STATED PROBLEM | Report the number of lines in these entries that contain "name". Write only the number.
START
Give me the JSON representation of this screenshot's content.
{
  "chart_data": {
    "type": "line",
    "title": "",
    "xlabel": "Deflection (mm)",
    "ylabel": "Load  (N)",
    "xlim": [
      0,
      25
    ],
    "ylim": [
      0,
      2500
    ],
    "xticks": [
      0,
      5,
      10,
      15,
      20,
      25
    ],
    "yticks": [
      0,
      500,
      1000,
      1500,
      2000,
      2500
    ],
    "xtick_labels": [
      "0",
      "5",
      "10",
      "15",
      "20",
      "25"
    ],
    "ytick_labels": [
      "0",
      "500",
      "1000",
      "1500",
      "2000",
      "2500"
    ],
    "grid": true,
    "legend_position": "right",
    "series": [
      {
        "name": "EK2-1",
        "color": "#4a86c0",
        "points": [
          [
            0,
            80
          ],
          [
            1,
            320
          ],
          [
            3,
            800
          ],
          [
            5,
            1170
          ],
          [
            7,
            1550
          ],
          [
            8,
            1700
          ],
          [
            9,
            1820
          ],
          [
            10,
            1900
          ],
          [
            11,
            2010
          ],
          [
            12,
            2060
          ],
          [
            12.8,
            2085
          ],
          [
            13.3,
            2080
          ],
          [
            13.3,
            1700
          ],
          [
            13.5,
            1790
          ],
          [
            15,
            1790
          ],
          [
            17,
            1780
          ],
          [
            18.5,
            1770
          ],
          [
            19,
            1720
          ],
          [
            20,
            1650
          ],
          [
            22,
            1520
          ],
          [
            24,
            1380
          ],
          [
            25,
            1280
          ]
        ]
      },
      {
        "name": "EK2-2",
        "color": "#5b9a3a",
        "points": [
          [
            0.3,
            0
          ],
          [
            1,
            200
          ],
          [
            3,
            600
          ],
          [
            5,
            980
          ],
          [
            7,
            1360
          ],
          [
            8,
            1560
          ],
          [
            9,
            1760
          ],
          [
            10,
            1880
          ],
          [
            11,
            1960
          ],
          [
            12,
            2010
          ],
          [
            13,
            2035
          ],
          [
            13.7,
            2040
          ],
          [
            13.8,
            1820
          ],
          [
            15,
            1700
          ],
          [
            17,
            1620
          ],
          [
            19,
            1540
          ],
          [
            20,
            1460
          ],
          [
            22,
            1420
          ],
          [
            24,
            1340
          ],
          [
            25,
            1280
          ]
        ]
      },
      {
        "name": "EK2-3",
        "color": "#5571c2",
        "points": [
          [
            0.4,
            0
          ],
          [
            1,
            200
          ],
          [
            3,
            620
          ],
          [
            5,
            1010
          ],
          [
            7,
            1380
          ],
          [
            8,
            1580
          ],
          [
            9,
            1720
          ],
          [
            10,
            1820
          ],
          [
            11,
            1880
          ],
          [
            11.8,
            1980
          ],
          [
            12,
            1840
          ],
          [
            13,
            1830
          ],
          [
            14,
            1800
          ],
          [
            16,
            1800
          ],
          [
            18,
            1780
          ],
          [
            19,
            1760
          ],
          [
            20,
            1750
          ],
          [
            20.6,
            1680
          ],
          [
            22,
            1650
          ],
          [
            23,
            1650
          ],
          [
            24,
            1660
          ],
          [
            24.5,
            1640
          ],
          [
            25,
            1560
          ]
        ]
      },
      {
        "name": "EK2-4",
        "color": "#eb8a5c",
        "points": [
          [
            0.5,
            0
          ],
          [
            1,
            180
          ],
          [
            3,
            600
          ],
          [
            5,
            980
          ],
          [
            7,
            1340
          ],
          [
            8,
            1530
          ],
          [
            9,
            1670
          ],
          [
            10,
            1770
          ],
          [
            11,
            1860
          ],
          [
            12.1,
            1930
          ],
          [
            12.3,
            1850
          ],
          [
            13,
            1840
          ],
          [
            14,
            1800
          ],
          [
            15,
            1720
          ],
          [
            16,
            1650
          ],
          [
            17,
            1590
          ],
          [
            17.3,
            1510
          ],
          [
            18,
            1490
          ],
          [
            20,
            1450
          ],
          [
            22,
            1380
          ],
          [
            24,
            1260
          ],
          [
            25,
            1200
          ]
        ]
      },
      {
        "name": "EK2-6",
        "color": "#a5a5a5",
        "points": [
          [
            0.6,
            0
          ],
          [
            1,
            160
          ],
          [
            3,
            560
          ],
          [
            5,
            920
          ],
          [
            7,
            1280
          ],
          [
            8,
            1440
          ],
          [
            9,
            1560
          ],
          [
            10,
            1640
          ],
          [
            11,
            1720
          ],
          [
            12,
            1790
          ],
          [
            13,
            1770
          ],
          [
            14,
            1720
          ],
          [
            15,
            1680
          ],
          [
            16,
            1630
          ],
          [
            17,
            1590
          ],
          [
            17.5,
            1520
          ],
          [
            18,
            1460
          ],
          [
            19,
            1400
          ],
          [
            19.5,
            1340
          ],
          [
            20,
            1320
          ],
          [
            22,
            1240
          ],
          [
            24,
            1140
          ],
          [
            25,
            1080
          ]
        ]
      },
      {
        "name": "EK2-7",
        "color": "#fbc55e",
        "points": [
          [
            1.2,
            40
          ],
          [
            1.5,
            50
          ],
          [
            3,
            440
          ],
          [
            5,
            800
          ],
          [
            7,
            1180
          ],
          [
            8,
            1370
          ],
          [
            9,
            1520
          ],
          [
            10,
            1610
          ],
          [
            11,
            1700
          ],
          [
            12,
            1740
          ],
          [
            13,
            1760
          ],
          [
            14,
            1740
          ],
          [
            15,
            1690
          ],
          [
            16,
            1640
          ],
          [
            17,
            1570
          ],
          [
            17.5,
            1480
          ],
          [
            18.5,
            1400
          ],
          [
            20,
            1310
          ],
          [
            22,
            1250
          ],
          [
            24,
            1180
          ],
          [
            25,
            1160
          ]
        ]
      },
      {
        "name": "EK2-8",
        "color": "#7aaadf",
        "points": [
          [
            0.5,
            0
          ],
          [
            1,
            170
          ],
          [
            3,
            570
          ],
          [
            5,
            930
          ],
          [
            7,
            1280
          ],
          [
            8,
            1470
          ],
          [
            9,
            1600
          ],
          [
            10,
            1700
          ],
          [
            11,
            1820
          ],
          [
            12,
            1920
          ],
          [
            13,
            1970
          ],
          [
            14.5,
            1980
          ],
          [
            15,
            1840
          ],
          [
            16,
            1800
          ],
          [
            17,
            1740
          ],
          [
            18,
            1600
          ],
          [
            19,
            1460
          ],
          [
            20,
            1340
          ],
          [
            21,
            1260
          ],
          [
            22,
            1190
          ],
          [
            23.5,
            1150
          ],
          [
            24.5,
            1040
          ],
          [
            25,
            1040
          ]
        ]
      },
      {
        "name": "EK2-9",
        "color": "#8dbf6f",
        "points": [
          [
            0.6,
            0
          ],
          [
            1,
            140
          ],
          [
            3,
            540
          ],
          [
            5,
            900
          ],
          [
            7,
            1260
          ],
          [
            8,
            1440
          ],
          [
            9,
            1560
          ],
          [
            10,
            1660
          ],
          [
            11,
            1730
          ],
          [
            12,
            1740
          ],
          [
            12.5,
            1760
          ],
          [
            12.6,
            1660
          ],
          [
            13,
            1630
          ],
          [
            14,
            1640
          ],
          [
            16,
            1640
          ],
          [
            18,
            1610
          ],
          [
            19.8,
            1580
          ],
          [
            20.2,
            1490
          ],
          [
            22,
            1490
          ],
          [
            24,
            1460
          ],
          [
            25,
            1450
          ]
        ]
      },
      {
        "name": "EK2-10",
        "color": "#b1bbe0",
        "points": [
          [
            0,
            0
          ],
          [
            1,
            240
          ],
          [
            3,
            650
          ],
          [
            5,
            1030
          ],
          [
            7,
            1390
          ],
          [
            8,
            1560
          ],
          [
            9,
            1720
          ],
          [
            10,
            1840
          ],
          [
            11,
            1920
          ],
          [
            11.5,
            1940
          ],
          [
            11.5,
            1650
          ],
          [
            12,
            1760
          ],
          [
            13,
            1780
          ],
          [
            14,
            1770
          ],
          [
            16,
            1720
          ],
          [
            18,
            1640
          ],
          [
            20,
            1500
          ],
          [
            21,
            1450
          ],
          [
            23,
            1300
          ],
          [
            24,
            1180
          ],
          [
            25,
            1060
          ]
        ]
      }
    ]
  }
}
END
SOLUTION BELOW | 9